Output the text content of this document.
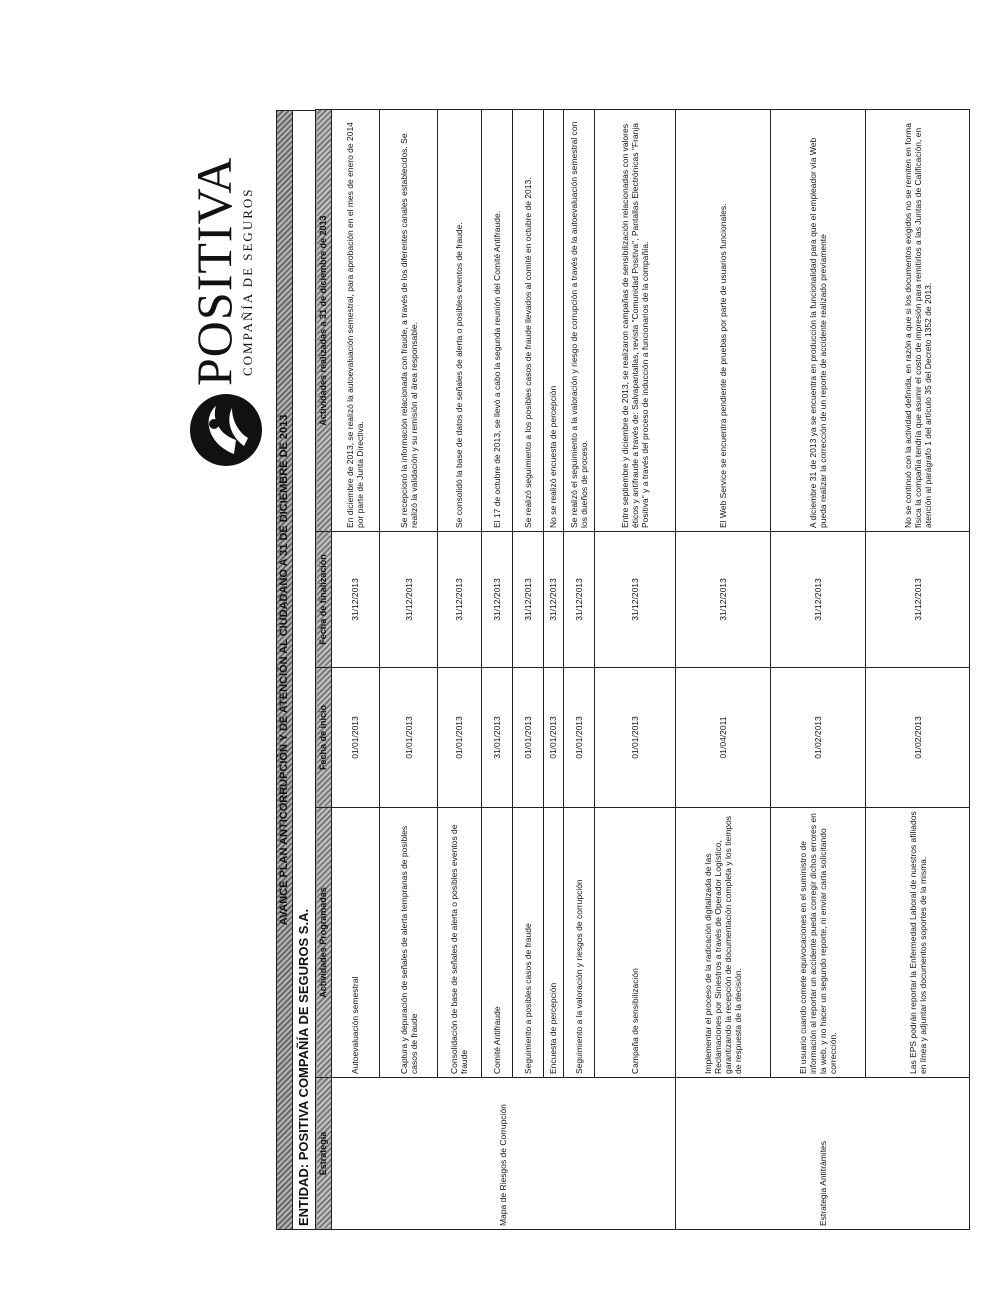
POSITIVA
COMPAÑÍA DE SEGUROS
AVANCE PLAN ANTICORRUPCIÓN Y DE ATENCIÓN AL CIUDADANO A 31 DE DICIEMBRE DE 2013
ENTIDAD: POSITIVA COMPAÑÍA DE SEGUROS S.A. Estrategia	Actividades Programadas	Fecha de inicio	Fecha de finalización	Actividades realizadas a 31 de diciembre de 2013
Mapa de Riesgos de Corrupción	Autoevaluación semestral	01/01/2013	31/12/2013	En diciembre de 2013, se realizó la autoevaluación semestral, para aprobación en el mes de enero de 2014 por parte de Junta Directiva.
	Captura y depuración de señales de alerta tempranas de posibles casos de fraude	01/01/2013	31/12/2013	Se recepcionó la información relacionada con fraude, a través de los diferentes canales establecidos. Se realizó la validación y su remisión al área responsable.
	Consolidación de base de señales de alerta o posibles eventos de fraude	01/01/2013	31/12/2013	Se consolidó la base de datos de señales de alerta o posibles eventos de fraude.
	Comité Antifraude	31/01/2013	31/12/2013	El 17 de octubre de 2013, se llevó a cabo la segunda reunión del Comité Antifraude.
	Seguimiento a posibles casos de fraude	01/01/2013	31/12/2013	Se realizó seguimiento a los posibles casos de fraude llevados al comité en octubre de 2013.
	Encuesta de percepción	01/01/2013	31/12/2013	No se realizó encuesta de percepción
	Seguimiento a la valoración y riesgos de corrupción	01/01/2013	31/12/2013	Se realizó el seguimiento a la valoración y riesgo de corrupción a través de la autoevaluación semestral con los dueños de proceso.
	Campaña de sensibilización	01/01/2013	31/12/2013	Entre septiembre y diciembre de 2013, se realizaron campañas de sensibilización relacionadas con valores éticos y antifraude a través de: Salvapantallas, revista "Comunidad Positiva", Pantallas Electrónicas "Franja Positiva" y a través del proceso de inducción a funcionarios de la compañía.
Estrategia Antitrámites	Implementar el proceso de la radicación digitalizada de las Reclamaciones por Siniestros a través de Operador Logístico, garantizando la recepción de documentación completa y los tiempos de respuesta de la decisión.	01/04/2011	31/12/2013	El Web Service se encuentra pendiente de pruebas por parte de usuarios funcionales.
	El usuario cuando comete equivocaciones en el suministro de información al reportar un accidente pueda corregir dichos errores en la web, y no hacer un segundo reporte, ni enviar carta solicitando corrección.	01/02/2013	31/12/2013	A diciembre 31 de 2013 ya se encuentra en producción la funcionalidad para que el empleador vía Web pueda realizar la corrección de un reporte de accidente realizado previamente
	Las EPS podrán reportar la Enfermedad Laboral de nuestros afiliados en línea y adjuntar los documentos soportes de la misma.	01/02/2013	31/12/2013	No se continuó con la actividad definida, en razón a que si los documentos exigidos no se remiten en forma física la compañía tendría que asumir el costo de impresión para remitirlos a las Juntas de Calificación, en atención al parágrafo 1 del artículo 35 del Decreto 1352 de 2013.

==================================================

__What is required__. Figure out how many lines of the data above include "octubre", then give the number and nothing more.

__Solution to this task__. 2